▶ **What to work on**
Summarize the forum post below about shooting rampages in three sentences.

▶ **Selected passage**
▶
I Could just have been noticing them more, I am relatively young just begun college.
Catlady - April 19, 2007 04:37 AM (GMT)
I don't know AE, but I am older than both you and Prpl and I've got to say that, yes, it does seem as if these incidents happen more often than they used to. I can remember there were ocassional incidences of people going on shooting rampages. I recall there was a man who walked into a MacDonald's and started shooting when I was around 11 years old and prior to that there was the incident of a student in Texas who was shooting at people from the top of a water tower, and the incident referenced by the song "I Don't Like Mondays", which House played part of in "Halfwit"-- the title for those who don't know is the shooter's answer to why she did it when asked initially.
I can't say I know why it's become more common other than the copycat factor. As Prpl said, it's not difficult for the most part to get a hold of a gun--or anything-- illegally here. From what I understand Britain, Australia and the rest of the Commonwealth have much lower gun crime rates than we do. On the other hand I don't know that changing our laws to resemble those would help at least for a generation or two.
Some people will claim that the violence has to do with increased violence in the media (TV, movies, video games etc.) but I don't know that that's the whole answer. FPS games are not my favorite genre, but I do enjoy the ocasional round of "fragging" every now and then, yet I know that blowing away a pixellated character on the computer screen is far from doing something similar to a live person. The same with movies, I don't go in for the ultra-violent stuff, but again, I know there's a huge difference between what happens in the movies or on TV and in real life. Just because Mad Max, say, goes on a rampage to protect his and his family's honor, does not mean that it's a good idea for me to do the same in real life no matter what provocation may come. When I fenced one night my fencing buddies and I had a conversation that somehow got around to whether we'd be able to kill someone or not. I said that I wouldn't and someone protested that they thought I might be able to because I do get very competitive when immersed in a bout. The thing is, and maybe I'm unusual in that I can compartmentalize like that, I know that if I stab/slash you on strip--fifteen times even-- after the bout's over we shake hands, no one's seriously injured (barring accident), and we both go off to complain about our jobs or significant others with no damage done. Not so in real life and that's a big difference. Anyway, while seeing violence may make a difference there's got to be an underlying problem involved as far as I'm concerned for someone to decide that the faked violence they see should be carried out in real life. Of course this doesn't hold for little kids who are still working out the whole real/imaginary boundary, but for anyone over those ages, it seems right.
Now what worries me is the fallout from all this. This guy wrote a lot of disturbing stuff. Of course since I haven't read any of it I can't say if it's violent beyond the level of something that a more psychologically healthy person would write, and this guy was clearly demonstrating some other signs that all was not well. Still I worry that we'll have a backlash against anyone who writes anything violent. I am a non-violent person, but I have written a play that deals with domestic violence where a character gets shot, and bleeds copiously, on stage. I have other frightening scenarios running around in my head, and I have to say from my reading and rudimentary anatomical knowledge, I could theoretically hurt someone pretty badly if I wanted to, but the crux is I don't want to. Just because I can imagine a frightening scenario or have a violent character do something really horrible to another character does not mean that I want to, would ever consider, or even could do something like it in real life. So, I worry that anyone who writes a story where violence occurs will get sent to see the psychologist or suspended from school or something like that.
◀
▶ **Entries provided**
▶
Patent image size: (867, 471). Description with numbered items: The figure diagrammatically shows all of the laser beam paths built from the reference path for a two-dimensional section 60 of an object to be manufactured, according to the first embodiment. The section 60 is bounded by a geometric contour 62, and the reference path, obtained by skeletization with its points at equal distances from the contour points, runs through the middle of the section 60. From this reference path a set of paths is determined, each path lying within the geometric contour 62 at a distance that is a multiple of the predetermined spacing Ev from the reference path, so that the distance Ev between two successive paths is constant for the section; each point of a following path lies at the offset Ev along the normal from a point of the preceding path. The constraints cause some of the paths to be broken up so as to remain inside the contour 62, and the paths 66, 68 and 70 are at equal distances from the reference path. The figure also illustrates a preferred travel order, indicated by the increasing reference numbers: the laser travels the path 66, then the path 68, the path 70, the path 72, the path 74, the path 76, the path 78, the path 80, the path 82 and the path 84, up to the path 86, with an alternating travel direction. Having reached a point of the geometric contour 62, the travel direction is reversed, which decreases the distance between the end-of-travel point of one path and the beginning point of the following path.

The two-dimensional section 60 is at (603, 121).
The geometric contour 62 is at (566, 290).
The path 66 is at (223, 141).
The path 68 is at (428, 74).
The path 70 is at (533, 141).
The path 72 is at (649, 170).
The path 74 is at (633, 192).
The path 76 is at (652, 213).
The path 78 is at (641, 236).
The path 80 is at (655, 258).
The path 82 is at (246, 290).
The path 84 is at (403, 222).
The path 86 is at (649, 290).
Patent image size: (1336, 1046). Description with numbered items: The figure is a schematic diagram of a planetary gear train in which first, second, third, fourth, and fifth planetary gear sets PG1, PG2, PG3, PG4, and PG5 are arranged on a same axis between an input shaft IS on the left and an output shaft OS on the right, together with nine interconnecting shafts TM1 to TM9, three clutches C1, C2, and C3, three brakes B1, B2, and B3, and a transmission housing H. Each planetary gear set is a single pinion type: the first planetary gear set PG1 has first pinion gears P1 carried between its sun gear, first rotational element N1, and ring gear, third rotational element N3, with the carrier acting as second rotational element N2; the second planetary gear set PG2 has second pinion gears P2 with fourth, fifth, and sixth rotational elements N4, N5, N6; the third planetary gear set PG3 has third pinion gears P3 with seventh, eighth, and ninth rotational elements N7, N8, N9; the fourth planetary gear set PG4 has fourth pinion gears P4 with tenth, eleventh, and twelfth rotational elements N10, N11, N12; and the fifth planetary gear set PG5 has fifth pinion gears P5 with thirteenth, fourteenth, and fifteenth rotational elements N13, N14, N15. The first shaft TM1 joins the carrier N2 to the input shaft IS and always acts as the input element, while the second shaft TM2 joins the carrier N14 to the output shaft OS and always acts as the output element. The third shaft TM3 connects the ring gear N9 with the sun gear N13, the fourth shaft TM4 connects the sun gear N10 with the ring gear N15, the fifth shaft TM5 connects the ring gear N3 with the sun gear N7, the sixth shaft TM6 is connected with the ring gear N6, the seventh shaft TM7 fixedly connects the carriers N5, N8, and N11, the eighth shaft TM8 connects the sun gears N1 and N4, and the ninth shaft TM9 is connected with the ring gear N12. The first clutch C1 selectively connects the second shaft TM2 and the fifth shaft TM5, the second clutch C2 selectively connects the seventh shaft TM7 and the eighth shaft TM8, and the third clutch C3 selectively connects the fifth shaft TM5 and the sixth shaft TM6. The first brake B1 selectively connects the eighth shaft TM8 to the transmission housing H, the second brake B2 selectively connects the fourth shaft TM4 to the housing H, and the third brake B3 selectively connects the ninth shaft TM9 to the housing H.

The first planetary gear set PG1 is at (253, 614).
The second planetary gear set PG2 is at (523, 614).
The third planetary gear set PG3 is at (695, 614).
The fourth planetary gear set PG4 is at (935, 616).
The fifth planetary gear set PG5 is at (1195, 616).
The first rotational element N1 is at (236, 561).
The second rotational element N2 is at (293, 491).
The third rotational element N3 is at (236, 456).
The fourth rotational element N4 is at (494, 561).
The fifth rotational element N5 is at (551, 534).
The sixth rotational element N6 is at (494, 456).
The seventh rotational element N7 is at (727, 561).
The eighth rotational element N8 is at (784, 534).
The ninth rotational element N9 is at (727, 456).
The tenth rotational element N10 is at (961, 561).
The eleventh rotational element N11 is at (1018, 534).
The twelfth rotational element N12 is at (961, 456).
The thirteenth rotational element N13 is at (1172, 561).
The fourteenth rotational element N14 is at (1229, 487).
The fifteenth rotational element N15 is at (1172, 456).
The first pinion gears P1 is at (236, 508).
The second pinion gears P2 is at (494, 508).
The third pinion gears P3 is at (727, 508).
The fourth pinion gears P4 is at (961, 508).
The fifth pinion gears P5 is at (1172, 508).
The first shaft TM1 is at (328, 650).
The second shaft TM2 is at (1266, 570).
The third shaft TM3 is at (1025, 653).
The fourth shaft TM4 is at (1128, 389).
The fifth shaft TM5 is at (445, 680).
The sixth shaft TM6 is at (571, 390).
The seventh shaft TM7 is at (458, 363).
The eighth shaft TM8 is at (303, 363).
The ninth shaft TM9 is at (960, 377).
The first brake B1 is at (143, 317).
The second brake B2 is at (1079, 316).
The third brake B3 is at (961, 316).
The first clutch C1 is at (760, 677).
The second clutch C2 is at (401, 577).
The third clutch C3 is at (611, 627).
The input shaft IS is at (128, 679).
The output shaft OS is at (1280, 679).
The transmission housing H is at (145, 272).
◀
▶ **Solution to the problem**
The writer, older than the earlier posters, agrees that shooting rampages seem to happen more often than they used to, recalls earlier incidents, and can suggest only the copycat factor and easy illegal access to guns as causes. The writer doubts that media violence is the whole answer, arguing from video games, movies and fencing that people past early childhood know fake violence differs from real harm, so an underlying problem must be involved. The writer worries that the fallout from this case will be a backlash against anyone who writes violent fiction, and notes having written a play in which a character is shot without any wish to hurt anyone in real life.